▸ Problem details:
Within the material below, find each line bearing the word "Sector" and present it.

[Data records]

┄┄┄┄┄┄┄┄┄┄

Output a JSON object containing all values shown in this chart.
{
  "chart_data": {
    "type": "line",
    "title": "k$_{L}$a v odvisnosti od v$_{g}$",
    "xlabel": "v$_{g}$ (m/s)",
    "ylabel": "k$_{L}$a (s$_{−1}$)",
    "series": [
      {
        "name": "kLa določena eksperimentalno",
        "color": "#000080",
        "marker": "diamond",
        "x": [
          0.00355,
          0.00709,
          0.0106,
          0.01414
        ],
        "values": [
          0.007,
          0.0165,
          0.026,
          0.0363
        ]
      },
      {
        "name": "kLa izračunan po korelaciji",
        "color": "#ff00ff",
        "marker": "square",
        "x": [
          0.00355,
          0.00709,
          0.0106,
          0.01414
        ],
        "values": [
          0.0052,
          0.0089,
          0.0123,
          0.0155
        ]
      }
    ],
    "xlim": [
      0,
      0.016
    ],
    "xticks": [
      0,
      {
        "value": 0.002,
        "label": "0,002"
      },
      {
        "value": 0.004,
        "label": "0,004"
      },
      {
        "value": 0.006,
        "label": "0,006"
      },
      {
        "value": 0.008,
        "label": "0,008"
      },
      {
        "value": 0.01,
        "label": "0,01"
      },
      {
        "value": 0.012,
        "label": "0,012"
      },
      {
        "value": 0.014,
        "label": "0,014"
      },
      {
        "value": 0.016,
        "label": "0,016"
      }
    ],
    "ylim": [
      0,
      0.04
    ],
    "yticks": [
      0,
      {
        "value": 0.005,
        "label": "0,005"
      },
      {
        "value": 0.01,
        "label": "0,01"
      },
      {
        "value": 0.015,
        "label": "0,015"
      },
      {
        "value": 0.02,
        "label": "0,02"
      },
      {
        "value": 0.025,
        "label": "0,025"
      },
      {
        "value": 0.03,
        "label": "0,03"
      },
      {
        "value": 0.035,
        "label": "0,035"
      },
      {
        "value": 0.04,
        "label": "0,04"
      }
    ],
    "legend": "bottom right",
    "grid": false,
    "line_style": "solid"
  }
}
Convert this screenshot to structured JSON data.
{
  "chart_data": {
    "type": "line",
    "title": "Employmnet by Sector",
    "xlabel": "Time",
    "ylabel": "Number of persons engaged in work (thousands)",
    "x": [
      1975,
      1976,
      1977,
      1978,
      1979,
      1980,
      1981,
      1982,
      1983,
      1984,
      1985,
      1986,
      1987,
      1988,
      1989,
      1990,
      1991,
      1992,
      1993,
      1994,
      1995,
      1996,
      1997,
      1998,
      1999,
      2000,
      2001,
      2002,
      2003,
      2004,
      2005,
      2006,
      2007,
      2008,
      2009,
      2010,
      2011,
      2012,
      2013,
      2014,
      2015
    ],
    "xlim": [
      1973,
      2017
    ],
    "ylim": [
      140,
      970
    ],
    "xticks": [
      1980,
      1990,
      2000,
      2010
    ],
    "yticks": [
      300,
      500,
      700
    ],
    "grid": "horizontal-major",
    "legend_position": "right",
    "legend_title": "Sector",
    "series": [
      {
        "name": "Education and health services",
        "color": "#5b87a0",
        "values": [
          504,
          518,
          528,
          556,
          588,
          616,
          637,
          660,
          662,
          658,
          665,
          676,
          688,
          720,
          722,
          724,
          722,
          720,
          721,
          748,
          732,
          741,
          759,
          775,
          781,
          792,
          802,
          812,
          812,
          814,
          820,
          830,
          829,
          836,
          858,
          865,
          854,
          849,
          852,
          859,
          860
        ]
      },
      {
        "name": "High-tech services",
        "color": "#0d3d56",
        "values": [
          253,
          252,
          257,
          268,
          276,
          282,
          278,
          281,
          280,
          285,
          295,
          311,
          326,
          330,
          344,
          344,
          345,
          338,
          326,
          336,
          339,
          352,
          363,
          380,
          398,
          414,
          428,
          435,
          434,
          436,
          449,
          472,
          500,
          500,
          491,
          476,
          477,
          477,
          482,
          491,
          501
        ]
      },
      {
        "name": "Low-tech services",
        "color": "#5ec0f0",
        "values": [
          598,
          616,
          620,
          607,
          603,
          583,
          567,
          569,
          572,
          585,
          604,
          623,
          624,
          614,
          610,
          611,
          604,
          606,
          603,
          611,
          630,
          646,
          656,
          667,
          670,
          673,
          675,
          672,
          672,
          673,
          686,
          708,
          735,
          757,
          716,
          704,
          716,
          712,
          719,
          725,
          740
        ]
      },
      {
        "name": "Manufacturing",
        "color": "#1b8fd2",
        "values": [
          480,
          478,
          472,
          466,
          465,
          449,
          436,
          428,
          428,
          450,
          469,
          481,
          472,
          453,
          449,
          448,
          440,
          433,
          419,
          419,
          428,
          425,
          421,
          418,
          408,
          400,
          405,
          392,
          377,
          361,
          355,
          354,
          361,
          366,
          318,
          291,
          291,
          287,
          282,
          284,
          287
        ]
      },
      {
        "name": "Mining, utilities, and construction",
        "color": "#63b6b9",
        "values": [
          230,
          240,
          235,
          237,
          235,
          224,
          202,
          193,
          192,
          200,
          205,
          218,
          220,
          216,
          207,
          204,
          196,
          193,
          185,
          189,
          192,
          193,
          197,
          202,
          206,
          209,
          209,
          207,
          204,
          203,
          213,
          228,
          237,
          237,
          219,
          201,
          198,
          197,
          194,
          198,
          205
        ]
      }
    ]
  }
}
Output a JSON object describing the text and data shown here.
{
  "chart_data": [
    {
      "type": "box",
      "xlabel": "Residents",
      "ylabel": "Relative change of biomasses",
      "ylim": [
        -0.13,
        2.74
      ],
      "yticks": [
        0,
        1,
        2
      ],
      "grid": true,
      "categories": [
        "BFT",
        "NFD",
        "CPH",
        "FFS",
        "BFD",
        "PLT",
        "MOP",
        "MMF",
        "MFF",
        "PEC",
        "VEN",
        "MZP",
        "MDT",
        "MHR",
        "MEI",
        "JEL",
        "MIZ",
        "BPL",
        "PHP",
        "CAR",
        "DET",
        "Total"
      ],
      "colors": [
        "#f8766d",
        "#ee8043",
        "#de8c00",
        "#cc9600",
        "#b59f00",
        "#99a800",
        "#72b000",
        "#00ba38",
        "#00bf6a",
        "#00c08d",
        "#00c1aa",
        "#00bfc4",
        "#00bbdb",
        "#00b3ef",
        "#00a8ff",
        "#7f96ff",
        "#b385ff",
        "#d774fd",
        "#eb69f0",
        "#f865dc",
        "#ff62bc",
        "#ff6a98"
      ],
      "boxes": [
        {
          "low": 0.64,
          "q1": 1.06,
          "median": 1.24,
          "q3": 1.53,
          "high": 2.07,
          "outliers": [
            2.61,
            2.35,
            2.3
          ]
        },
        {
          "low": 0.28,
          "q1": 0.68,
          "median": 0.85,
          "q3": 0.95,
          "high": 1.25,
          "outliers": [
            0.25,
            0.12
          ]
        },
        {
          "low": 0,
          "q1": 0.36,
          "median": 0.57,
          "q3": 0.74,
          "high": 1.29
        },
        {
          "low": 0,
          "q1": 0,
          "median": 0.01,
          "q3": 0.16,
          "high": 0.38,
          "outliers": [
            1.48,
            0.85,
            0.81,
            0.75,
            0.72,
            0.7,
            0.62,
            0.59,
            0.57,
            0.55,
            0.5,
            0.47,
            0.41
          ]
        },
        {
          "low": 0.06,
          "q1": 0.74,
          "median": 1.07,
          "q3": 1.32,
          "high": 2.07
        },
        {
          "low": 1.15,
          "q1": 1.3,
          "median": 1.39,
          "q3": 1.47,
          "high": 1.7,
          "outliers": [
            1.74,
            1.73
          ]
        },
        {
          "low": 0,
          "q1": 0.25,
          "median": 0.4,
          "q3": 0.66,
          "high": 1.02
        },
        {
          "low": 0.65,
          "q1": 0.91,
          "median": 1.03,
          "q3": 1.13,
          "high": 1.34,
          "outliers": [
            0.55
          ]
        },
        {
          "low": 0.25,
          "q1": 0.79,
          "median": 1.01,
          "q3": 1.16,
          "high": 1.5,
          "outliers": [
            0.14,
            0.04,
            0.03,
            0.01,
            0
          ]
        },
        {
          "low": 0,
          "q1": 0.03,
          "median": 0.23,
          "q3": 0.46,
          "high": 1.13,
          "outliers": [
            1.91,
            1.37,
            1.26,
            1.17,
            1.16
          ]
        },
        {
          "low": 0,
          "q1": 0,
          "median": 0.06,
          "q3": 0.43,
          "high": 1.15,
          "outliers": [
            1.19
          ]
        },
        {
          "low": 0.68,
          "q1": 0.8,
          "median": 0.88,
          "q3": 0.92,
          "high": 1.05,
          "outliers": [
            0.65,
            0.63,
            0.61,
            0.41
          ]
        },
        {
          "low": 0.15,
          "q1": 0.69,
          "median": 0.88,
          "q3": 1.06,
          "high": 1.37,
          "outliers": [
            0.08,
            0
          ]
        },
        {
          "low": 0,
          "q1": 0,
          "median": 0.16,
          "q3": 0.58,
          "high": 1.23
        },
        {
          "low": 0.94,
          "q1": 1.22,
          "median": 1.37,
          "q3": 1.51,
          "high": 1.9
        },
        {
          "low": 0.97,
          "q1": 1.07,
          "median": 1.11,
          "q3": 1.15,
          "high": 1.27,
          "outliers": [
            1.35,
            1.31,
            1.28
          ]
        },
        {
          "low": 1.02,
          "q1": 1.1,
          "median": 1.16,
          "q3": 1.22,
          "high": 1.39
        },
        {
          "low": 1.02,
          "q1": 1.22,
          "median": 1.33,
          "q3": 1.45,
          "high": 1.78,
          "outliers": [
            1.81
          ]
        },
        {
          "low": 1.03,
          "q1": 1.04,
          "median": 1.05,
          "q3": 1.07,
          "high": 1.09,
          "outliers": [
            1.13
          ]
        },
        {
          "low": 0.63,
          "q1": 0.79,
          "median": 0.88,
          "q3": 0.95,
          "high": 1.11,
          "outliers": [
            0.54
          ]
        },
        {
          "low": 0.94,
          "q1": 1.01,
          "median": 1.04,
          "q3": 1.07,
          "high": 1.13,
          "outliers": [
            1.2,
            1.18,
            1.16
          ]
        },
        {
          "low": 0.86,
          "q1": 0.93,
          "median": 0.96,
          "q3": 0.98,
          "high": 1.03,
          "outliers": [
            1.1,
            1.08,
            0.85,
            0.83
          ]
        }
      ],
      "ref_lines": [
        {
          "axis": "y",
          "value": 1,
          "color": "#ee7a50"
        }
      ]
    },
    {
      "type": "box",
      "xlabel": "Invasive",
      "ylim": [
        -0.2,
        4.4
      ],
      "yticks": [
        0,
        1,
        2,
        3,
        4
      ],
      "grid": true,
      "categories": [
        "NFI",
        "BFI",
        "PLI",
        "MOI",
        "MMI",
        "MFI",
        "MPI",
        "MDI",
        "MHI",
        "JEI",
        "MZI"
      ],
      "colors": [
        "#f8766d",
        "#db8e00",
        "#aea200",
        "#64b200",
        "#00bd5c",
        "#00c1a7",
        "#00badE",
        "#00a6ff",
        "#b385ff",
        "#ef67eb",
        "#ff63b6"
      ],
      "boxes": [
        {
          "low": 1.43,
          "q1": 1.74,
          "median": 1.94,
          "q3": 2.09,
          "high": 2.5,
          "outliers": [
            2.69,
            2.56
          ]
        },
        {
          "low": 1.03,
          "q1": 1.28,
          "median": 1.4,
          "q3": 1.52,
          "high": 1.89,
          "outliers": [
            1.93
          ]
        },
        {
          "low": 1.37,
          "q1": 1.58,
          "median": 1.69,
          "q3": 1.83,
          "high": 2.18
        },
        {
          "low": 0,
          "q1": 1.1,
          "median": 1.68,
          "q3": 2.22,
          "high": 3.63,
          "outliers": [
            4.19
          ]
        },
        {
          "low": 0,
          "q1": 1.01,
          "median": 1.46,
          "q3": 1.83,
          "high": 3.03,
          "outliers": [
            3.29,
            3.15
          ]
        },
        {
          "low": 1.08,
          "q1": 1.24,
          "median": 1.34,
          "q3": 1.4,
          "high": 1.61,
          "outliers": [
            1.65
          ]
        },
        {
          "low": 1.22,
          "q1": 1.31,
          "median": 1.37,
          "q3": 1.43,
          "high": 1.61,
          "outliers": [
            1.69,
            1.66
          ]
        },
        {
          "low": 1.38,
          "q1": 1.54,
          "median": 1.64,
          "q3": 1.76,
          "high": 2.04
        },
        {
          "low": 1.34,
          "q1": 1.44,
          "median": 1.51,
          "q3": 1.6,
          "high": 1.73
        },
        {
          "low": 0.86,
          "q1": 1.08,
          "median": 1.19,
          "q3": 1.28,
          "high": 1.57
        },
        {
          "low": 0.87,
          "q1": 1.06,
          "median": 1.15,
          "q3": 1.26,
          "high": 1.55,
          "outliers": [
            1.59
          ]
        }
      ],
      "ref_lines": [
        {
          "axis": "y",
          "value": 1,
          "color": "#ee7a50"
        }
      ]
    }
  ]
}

┄┄┄┄┄┄┄┄┄┄

▸ Answer in full:
    "title": "Employmnet by Sector",
    "legend_title": "Sector",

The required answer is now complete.